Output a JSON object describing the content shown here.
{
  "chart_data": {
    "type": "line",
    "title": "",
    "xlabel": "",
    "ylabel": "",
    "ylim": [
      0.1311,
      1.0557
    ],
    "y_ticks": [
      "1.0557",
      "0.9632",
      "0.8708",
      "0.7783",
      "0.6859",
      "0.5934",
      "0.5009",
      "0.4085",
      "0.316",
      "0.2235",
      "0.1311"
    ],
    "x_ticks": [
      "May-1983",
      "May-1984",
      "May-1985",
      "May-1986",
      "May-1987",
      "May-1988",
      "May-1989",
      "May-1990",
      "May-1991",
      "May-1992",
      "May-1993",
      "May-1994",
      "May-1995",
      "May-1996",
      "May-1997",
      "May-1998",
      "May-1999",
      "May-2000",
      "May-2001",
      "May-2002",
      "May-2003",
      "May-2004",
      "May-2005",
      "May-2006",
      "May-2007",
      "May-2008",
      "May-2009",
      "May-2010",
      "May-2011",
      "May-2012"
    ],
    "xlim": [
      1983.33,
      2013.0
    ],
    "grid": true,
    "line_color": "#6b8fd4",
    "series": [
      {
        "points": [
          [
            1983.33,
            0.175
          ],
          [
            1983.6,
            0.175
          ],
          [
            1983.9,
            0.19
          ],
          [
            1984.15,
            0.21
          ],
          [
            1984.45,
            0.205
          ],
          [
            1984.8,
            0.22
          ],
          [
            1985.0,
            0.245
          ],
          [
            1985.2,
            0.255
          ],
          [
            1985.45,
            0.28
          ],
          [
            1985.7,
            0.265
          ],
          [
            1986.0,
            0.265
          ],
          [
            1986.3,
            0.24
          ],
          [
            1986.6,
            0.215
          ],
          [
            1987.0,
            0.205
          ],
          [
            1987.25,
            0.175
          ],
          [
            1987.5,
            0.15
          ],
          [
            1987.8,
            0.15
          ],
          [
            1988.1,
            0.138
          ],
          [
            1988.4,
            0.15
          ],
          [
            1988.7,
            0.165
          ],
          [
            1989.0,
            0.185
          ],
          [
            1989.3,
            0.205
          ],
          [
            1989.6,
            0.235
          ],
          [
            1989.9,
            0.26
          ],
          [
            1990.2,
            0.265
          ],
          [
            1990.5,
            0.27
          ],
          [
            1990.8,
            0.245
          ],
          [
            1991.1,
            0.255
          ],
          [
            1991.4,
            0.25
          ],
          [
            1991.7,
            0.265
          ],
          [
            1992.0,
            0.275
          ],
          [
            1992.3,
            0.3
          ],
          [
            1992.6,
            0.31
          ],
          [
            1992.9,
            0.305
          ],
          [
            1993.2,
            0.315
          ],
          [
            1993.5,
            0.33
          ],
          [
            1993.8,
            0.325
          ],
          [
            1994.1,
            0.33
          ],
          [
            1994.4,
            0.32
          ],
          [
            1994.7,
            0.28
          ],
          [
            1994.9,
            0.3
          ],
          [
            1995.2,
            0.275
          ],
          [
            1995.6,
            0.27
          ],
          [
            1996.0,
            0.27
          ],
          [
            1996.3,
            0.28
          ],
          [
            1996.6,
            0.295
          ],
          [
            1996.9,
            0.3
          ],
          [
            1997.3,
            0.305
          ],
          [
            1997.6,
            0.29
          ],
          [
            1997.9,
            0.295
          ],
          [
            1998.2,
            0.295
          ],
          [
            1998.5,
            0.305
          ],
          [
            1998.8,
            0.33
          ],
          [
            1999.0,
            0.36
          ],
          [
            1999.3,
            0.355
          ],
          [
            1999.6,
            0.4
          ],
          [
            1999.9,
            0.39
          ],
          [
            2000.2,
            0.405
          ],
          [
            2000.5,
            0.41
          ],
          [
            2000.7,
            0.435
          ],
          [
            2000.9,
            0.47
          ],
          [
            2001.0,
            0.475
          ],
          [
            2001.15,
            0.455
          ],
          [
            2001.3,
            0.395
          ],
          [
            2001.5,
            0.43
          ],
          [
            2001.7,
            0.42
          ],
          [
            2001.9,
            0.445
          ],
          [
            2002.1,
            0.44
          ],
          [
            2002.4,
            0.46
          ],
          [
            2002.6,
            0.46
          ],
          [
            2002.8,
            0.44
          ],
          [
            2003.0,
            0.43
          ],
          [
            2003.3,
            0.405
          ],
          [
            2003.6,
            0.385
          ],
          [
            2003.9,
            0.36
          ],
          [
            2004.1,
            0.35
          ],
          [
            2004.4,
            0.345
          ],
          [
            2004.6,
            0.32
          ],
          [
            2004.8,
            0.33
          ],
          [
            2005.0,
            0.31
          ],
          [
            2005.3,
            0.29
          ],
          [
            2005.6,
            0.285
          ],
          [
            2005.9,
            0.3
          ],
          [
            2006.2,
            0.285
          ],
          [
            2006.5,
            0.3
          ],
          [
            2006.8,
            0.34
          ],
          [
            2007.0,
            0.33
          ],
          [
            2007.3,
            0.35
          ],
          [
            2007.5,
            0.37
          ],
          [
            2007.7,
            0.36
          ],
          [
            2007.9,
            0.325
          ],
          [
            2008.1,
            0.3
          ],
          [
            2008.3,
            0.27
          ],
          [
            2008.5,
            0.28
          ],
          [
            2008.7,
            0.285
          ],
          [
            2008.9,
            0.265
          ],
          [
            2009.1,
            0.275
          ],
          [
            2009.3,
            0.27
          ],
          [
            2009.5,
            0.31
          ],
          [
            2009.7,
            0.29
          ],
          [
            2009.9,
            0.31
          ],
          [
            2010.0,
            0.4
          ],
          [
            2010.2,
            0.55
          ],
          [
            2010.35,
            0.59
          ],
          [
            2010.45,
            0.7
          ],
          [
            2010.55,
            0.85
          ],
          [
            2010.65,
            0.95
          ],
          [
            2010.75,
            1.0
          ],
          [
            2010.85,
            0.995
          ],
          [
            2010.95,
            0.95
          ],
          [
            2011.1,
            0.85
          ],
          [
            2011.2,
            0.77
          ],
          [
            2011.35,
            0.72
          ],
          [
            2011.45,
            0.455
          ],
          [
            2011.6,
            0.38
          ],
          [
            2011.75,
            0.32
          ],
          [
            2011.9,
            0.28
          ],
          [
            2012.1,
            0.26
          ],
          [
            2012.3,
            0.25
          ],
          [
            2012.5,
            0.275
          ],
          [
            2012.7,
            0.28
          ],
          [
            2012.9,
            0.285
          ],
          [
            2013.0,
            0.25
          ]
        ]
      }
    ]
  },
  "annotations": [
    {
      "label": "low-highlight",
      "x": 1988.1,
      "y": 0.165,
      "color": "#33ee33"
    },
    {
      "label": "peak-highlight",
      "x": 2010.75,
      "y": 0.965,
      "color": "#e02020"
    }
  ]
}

----

◆ **Given exercise**
Copy every record exactly, with nothing added or dropped.

◆ **Response**
Output a JSON object describing the content shown here.
{
  "chart_data": {
    "type": "line",
    "title": "",
    "xlabel": "",
    "ylabel": "",
    "ylim": [
      0.1311,
      1.0557
    ],
    "y_ticks": [
      "1.0557",
      "0.9632",
      "0.8708",
      "0.7783",
      "0.6859",
      "0.5934",
      "0.5009",
      "0.4085",
      "0.316",
      "0.2235",
      "0.1311"
    ],
    "x_ticks": [
      "May-1983",
      "May-1984",
      "May-1985",
      "May-1986",
      "May-1987",
      "May-1988",
      "May-1989",
      "May-1990",
      "May-1991",
      "May-1992",
      "May-1993",
      "May-1994",
      "May-1995",
      "May-1996",
      "May-1997",
      "May-1998",
      "May-1999",
      "May-2000",
      "May-2001",
      "May-2002",
      "May-2003",
      "May-2004",
      "May-2005",
      "May-2006",
      "May-2007",
      "May-2008",
      "May-2009",
      "May-2010",
      "May-2011",
      "May-2012"
    ],
    "xlim": [
      1983.33,
      2013.0
    ],
    "grid": true,
    "line_color": "#6b8fd4",
    "series": [
      {
        "points": [
          [
            1983.33,
            0.175
          ],
          [
            1983.6,
            0.175
          ],
          [
            1983.9,
            0.19
          ],
          [
            1984.15,
            0.21
          ],
          [
            1984.45,
            0.205
          ],
          [
            1984.8,
            0.22
          ],
          [
            1985.0,
            0.245
          ],
          [
            1985.2,
            0.255
          ],
          [
            1985.45,
            0.28
          ],
          [
            1985.7,
            0.265
          ],
          [
            1986.0,
            0.265
          ],
          [
            1986.3,
            0.24
          ],
          [
            1986.6,
            0.215
          ],
          [
            1987.0,
            0.205
          ],
          [
            1987.25,
            0.175
          ],
          [
            1987.5,
            0.15
          ],
          [
            1987.8,
            0.15
          ],
          [
            1988.1,
            0.138
          ],
          [
            1988.4,
            0.15
          ],
          [
            1988.7,
            0.165
          ],
          [
            1989.0,
            0.185
          ],
          [
            1989.3,
            0.205
          ],
          [
            1989.6,
            0.235
          ],
          [
            1989.9,
            0.26
          ],
          [
            1990.2,
            0.265
          ],
          [
            1990.5,
            0.27
          ],
          [
            1990.8,
            0.245
          ],
          [
            1991.1,
            0.255
          ],
          [
            1991.4,
            0.25
          ],
          [
            1991.7,
            0.265
          ],
          [
            1992.0,
            0.275
          ],
          [
            1992.3,
            0.3
          ],
          [
            1992.6,
            0.31
          ],
          [
            1992.9,
            0.305
          ],
          [
            1993.2,
            0.315
          ],
          [
            1993.5,
            0.33
          ],
          [
            1993.8,
            0.325
          ],
          [
            1994.1,
            0.33
          ],
          [
            1994.4,
            0.32
          ],
          [
            1994.7,
            0.28
          ],
          [
            1994.9,
            0.3
          ],
          [
            1995.2,
            0.275
          ],
          [
            1995.6,
            0.27
          ],
          [
            1996.0,
            0.27
          ],
          [
            1996.3,
            0.28
          ],
          [
            1996.6,
            0.295
          ],
          [
            1996.9,
            0.3
          ],
          [
            1997.3,
            0.305
          ],
          [
            1997.6,
            0.29
          ],
          [
            1997.9,
            0.295
          ],
          [
            1998.2,
            0.295
          ],
          [
            1998.5,
            0.305
          ],
          [
            1998.8,
            0.33
          ],
          [
            1999.0,
            0.36
          ],
          [
            1999.3,
            0.355
          ],
          [
            1999.6,
            0.4
          ],
          [
            1999.9,
            0.39
          ],
          [
            2000.2,
            0.405
          ],
          [
            2000.5,
            0.41
          ],
          [
            2000.7,
            0.435
          ],
          [
            2000.9,
            0.47
          ],
          [
            2001.0,
            0.475
          ],
          [
            2001.15,
            0.455
          ],
          [
            2001.3,
            0.395
          ],
          [
            2001.5,
            0.43
          ],
          [
            2001.7,
            0.42
          ],
          [
            2001.9,
            0.445
          ],
          [
            2002.1,
            0.44
          ],
          [
            2002.4,
            0.46
          ],
          [
            2002.6,
            0.46
          ],
          [
            2002.8,
            0.44
          ],
          [
            2003.0,
            0.43
          ],
          [
            2003.3,
            0.405
          ],
          [
            2003.6,
            0.385
          ],
          [
            2003.9,
            0.36
          ],
          [
            2004.1,
            0.35
          ],
          [
            2004.4,
            0.345
          ],
          [
            2004.6,
            0.32
          ],
          [
            2004.8,
            0.33
          ],
          [
            2005.0,
            0.31
          ],
          [
            2005.3,
            0.29
          ],
          [
            2005.6,
            0.285
          ],
          [
            2005.9,
            0.3
          ],
          [
            2006.2,
            0.285
          ],
          [
            2006.5,
            0.3
          ],
          [
            2006.8,
            0.34
          ],
          [
            2007.0,
            0.33
          ],
          [
            2007.3,
            0.35
          ],
          [
            2007.5,
            0.37
          ],
          [
            2007.7,
            0.36
          ],
          [
            2007.9,
            0.325
          ],
          [
            2008.1,
            0.3
          ],
          [
            2008.3,
            0.27
          ],
          [
            2008.5,
            0.28
          ],
          [
            2008.7,
            0.285
          ],
          [
            2008.9,
            0.265
          ],
          [
            2009.1,
            0.275
          ],
          [
            2009.3,
            0.27
          ],
          [
            2009.5,
            0.31
          ],
          [
            2009.7,
            0.29
          ],
          [
            2009.9,
            0.31
          ],
          [
            2010.0,
            0.4
          ],
          [
            2010.2,
            0.55
          ],
          [
            2010.35,
            0.59
          ],
          [
            2010.45,
            0.7
          ],
          [
            2010.55,
            0.85
          ],
          [
            2010.65,
            0.95
          ],
          [
            2010.75,
            1.0
          ],
          [
            2010.85,
            0.995
          ],
          [
            2010.95,
            0.95
          ],
          [
            2011.1,
            0.85
          ],
          [
            2011.2,
            0.77
          ],
          [
            2011.35,
            0.72
          ],
          [
            2011.45,
            0.455
          ],
          [
            2011.6,
            0.38
          ],
          [
            2011.75,
            0.32
          ],
          [
            2011.9,
            0.28
          ],
          [
            2012.1,
            0.26
          ],
          [
            2012.3,
            0.25
          ],
          [
            2012.5,
            0.275
          ],
          [
            2012.7,
            0.28
          ],
          [
            2012.9,
            0.285
          ],
          [
            2013.0,
            0.25
          ]
        ]
      }
    ]
  },
  "annotations": [
    {
      "label": "low-highlight",
      "x": 1988.1,
      "y": 0.165,
      "color": "#33ee33"
    },
    {
      "label": "peak-highlight",
      "x": 2010.75,
      "y": 0.965,
      "color": "#e02020"
    }
  ]
}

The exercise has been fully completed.